(DATA RECORDS begins)
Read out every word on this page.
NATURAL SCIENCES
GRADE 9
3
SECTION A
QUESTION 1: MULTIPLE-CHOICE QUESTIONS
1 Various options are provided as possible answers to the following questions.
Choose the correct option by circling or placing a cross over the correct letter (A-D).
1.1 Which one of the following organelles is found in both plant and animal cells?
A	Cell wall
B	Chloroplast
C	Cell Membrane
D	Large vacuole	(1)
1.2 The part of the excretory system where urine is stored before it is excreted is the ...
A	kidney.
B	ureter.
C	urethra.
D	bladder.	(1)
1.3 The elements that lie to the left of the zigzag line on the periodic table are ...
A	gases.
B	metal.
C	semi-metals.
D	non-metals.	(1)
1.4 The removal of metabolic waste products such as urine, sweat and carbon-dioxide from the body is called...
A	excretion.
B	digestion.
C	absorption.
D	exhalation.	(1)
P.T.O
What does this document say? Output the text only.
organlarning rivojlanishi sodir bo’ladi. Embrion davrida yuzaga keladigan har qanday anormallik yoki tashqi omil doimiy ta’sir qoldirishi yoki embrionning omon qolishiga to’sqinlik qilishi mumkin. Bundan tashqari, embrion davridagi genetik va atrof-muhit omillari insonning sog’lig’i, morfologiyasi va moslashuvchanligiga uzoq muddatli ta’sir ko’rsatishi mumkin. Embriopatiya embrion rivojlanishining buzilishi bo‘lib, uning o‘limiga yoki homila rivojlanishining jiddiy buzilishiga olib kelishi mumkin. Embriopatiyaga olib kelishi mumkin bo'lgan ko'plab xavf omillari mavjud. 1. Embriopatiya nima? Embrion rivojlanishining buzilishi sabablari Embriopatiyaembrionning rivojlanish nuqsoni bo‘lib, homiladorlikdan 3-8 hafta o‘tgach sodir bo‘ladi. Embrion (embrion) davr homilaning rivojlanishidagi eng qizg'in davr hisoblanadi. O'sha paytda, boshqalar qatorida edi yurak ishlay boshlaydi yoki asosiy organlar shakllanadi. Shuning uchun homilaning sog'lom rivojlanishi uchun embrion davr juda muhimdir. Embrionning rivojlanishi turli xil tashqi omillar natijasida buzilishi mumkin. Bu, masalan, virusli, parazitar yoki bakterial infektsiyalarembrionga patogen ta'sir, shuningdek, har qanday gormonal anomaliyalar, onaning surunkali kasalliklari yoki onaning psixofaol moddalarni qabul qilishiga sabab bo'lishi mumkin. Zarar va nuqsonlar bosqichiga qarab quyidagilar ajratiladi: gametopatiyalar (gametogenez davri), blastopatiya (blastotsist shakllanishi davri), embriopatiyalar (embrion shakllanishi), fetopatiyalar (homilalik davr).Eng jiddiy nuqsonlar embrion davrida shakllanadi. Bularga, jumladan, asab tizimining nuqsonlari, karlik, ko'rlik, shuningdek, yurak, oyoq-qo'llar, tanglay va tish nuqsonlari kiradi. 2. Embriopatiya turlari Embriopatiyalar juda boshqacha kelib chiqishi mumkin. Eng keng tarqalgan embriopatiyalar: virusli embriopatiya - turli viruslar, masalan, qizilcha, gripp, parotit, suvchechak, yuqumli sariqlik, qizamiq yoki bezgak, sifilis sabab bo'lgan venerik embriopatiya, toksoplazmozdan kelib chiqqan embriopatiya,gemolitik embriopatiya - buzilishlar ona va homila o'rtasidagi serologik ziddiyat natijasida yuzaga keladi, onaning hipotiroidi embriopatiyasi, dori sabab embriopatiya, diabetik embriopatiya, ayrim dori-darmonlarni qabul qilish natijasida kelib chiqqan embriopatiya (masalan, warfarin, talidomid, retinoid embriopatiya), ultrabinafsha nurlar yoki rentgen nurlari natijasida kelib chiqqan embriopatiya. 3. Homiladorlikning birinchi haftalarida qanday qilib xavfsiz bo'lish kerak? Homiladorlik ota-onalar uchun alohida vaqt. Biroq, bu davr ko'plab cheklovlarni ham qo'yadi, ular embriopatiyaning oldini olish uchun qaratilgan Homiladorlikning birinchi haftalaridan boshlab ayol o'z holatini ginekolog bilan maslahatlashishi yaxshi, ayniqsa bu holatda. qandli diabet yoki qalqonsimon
(DATA RECORDS ends)
THE PROBLEM ▸ Work through the entries, filtering for the string "this", and copy each line that holds it.

RESULT OF THE TASK ▸
Read out every word on this page.
What does this document say? Output the text only.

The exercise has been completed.